| Problem statement |
Find and return each line containing "this".

[A run of records]

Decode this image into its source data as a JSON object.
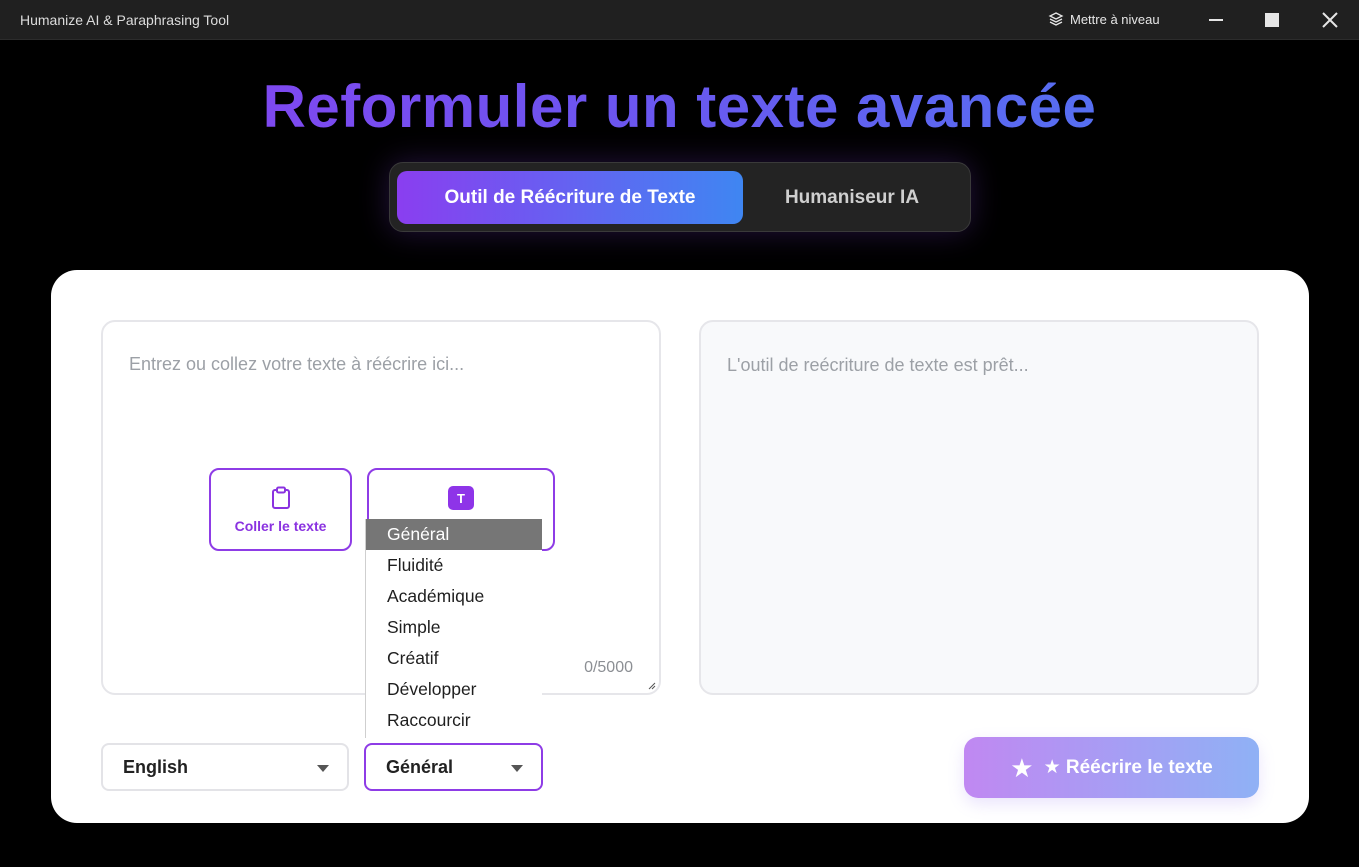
{
  "window": {
    "title": "Humanize AI & Paraphrasing Tool",
    "upgrade_label": "Mettre à niveau",
    "upgrade_icon": "layers-icon"
  },
  "heading": "Reformuler un texte avancée",
  "tabs": [
    {
      "label": "Outil de Réécriture de Texte",
      "active": true
    },
    {
      "label": "Humaniseur IA",
      "active": false
    }
  ],
  "input": {
    "placeholder": "Entrez ou collez votre texte à réécrire ici...",
    "char_count": "0/5000",
    "paste_button_label": "Coller le texte",
    "style_icon_letter": "T"
  },
  "output": {
    "placeholder": "L'outil de reécriture de texte est prêt..."
  },
  "language_select": {
    "value": "English"
  },
  "mode_select": {
    "value": "Général",
    "options": [
      "Général",
      "Fluidité",
      "Académique",
      "Simple",
      "Créatif",
      "Développer",
      "Raccourcir"
    ],
    "highlighted_index": 0
  },
  "rewrite_button": {
    "star": "★",
    "label": "★ Réécrire le texte"
  },
  "colors": {
    "accent_purple": "#8e3ce6",
    "accent_blue": "#3f86f2",
    "background": "#000000",
    "card": "#ffffff"
  }
}
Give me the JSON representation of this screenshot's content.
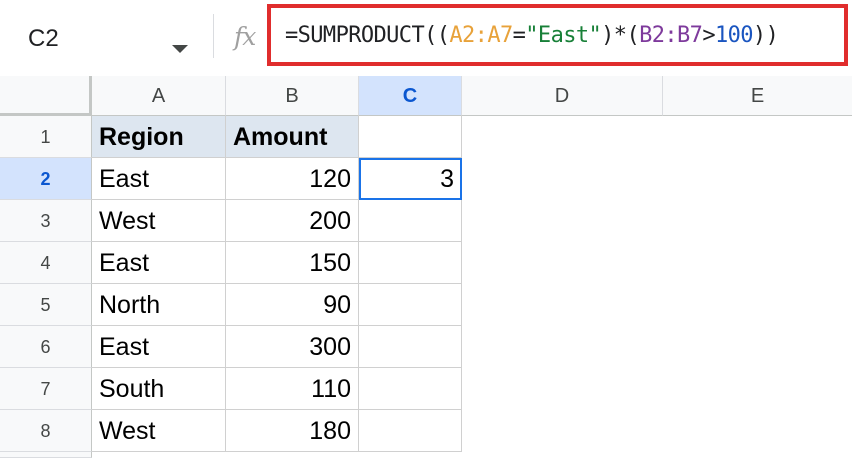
{
  "name_box": {
    "value": "C2"
  },
  "formula_bar": {
    "fx_icon": "fx",
    "parts": [
      "=SUMPRODUCT((",
      "A2:A7",
      "=",
      "\"East\"",
      ")*(",
      "B2:B7",
      ">",
      "100",
      "))"
    ]
  },
  "columns": [
    "A",
    "B",
    "C",
    "D",
    "E"
  ],
  "selected_column": "C",
  "rows": [
    "1",
    "2",
    "3",
    "4",
    "5",
    "6",
    "7",
    "8"
  ],
  "selected_row": "2",
  "cells": {
    "A1": "Region",
    "B1": "Amount",
    "A2": "East",
    "B2": "120",
    "C2": "3",
    "A3": "West",
    "B3": "200",
    "A4": "East",
    "B4": "150",
    "A5": "North",
    "B5": "90",
    "A6": "East",
    "B6": "300",
    "A7": "South",
    "B7": "110",
    "A8": "West",
    "B8": "180"
  },
  "colors": {
    "highlight_border": "#e02d2d",
    "selection_blue": "#1a73e8",
    "header_fill": "#dde6f0"
  }
}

| Written response |
Decode this image into its source data as a JSON object.
Give me the JSON representation of this screenshot's content.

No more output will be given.